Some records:
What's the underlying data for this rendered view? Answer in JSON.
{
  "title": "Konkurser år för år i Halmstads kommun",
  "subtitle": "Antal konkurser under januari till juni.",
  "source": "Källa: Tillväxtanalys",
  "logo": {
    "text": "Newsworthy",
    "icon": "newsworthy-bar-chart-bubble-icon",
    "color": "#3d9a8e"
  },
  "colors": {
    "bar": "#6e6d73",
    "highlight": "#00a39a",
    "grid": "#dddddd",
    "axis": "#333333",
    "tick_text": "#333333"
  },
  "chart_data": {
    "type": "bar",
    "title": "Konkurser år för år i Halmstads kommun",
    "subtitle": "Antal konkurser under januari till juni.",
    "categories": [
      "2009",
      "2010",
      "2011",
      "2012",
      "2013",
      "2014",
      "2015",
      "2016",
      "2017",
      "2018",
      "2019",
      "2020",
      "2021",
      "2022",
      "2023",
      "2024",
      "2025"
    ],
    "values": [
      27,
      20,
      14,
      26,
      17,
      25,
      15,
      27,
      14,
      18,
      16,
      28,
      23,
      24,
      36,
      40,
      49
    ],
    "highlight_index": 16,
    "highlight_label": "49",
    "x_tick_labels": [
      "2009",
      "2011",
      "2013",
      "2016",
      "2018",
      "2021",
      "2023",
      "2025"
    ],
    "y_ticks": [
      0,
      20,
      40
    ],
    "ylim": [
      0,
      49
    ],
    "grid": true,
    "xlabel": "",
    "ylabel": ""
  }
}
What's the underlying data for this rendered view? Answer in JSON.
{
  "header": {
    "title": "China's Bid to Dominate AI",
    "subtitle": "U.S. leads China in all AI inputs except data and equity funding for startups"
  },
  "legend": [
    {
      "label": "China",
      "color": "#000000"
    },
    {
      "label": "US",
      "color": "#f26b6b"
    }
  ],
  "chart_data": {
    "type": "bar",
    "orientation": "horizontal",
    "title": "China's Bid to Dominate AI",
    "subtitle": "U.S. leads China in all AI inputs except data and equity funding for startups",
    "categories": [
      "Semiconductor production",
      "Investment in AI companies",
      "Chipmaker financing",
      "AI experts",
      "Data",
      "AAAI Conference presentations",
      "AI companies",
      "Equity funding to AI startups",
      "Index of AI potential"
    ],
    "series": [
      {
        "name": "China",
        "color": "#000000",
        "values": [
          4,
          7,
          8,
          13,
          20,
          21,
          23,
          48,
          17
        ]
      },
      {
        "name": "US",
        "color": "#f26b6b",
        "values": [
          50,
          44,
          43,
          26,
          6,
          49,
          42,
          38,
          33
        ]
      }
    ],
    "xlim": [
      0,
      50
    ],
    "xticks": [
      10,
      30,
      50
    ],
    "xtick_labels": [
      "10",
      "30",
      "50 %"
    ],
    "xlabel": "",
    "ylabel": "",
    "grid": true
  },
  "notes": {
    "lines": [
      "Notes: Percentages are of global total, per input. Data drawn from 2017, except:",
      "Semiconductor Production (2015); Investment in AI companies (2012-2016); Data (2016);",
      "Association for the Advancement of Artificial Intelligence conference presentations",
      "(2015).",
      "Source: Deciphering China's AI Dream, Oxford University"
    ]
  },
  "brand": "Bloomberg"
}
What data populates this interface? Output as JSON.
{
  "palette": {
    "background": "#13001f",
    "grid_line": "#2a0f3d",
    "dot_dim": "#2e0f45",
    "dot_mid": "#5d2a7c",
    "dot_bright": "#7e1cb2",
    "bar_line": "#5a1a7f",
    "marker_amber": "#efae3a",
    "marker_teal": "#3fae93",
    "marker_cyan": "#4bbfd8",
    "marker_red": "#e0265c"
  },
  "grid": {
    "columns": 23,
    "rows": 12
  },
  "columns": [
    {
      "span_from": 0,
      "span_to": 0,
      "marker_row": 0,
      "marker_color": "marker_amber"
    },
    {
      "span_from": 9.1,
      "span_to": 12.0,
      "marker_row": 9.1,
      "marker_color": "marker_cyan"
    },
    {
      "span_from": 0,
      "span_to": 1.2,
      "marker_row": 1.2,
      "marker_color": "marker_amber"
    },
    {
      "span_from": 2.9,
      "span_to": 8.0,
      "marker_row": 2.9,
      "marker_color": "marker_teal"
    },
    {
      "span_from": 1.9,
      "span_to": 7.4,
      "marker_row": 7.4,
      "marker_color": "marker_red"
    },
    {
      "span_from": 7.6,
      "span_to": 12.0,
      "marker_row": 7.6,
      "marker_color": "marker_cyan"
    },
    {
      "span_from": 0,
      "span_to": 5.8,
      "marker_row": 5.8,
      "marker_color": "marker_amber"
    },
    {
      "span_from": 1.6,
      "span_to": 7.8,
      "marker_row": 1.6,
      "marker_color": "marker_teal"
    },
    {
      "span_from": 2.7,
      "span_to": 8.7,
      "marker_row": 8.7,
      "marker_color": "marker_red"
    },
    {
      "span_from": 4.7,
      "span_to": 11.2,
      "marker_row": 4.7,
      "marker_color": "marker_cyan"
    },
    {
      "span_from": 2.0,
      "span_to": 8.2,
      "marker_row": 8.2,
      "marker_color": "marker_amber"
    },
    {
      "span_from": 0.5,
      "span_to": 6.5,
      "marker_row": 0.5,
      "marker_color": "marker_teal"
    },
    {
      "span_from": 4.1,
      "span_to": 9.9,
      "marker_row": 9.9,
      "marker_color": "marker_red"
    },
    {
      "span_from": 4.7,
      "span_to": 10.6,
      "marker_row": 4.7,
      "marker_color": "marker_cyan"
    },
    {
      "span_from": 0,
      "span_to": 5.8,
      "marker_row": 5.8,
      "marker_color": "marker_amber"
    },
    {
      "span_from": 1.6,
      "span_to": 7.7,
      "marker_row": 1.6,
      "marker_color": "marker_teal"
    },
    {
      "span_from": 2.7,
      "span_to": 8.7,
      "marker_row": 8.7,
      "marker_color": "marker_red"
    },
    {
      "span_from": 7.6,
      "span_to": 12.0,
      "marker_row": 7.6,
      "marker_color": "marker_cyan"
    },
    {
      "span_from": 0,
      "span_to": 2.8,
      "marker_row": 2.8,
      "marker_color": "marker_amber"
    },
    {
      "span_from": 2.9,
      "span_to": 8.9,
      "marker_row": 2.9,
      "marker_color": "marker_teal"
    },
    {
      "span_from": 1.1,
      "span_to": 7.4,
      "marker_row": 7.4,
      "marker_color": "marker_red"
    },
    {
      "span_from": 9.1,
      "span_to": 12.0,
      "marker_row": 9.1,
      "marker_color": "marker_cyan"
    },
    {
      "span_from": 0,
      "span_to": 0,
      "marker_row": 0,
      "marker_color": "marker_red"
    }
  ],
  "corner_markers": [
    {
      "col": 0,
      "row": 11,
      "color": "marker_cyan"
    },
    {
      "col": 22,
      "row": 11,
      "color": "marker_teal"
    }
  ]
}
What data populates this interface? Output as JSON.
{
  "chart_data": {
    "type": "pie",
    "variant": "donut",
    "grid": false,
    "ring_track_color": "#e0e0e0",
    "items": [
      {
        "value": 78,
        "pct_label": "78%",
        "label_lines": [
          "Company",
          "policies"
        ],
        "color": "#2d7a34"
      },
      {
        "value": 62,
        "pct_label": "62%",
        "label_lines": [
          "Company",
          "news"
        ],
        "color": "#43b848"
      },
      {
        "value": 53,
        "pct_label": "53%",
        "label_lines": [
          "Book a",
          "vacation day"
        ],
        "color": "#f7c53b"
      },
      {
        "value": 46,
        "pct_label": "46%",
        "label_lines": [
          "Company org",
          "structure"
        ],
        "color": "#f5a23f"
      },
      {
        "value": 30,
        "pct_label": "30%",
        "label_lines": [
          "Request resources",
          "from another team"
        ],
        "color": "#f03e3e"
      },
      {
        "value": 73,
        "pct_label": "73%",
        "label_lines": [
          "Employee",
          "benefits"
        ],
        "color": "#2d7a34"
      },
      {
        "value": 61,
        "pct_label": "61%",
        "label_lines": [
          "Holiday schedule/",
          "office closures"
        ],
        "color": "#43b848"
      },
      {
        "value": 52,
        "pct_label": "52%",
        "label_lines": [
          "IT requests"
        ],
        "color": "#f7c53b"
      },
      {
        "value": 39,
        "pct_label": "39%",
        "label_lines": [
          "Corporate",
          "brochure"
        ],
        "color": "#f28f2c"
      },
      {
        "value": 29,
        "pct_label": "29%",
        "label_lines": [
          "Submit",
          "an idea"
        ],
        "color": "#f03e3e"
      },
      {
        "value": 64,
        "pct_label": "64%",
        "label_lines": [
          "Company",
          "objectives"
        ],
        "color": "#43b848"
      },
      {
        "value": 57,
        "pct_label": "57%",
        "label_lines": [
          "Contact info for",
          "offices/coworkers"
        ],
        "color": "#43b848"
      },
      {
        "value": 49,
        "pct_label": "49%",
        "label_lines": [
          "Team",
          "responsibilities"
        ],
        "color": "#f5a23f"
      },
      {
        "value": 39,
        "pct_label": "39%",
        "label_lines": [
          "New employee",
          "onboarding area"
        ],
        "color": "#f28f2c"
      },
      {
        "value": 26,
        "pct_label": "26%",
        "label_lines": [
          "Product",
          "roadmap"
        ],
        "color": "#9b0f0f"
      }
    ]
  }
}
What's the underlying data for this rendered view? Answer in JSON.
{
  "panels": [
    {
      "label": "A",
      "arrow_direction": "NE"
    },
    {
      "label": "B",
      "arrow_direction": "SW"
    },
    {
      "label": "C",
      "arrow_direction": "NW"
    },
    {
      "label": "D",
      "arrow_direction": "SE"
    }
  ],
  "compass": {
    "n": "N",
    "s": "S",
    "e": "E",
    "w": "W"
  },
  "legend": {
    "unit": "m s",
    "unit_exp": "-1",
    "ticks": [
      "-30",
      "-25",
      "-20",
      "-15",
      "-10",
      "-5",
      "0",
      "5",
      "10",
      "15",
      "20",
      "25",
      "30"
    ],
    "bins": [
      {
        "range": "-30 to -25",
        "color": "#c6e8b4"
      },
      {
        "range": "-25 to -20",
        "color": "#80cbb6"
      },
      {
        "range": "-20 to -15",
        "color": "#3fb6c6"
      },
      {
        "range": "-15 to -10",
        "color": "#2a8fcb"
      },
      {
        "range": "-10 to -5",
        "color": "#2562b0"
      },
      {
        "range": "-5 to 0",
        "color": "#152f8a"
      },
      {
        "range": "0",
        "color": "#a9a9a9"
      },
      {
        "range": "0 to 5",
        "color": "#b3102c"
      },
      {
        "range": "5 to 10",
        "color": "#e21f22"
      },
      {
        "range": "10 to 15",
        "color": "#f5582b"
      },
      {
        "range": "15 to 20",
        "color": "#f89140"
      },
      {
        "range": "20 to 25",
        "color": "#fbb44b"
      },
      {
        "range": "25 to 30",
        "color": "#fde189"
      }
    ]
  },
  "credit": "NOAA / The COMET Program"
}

■ **Exercise goal**
Select and copy every line from the records that includes the word "juni".

■ **Output below**
  "subtitle": "Antal konkurser under januari till juni.",
    "subtitle": "Antal konkurser under januari till juni.",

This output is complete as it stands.